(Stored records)
▬▬▬

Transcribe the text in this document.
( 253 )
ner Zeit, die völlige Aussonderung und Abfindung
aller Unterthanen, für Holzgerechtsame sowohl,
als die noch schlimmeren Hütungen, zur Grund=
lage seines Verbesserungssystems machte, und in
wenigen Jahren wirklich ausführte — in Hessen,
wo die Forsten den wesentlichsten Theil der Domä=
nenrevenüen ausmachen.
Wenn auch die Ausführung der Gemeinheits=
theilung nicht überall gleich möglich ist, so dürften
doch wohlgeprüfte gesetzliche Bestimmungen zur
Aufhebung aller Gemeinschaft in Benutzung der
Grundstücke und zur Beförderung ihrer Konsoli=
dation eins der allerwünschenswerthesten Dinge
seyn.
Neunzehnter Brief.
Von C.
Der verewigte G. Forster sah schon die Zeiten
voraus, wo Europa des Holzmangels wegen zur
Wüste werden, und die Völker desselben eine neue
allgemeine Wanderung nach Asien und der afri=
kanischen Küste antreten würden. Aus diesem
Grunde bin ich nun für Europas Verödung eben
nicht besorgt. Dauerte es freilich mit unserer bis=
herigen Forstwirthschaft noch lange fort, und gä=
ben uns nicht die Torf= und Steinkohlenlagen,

▬▬▬

The problem: Reproduce the complete data exactly as presented above.

Task output:
Transcribe the text in this document.
( 253 )
ner Zeit, die völlige Aussonderung und Abfindung
aller Unterthanen, für Holzgerechtsame sowohl,
als die noch schlimmeren Hütungen, zur Grund=
lage seines Verbesserungssystems machte, und in
wenigen Jahren wirklich ausführte — in Hessen,
wo die Forsten den wesentlichsten Theil der Domä=
nenrevenüen ausmachen.
Wenn auch die Ausführung der Gemeinheits=
theilung nicht überall gleich möglich ist, so dürften
doch wohlgeprüfte gesetzliche Bestimmungen zur
Aufhebung aller Gemeinschaft in Benutzung der
Grundstücke und zur Beförderung ihrer Konsoli=
dation eins der allerwünschenswerthesten Dinge
seyn.
Neunzehnter Brief.
Von C.
Der verewigte G. Forster sah schon die Zeiten
voraus, wo Europa des Holzmangels wegen zur
Wüste werden, und die Völker desselben eine neue
allgemeine Wanderung nach Asien und der afri=
kanischen Küste antreten würden. Aus diesem
Grunde bin ich nun für Europas Verödung eben
nicht besorgt. Dauerte es freilich mit unserer bis=
herigen Forstwirthschaft noch lange fort, und gä=
ben uns nicht die Torf= und Steinkohlenlagen,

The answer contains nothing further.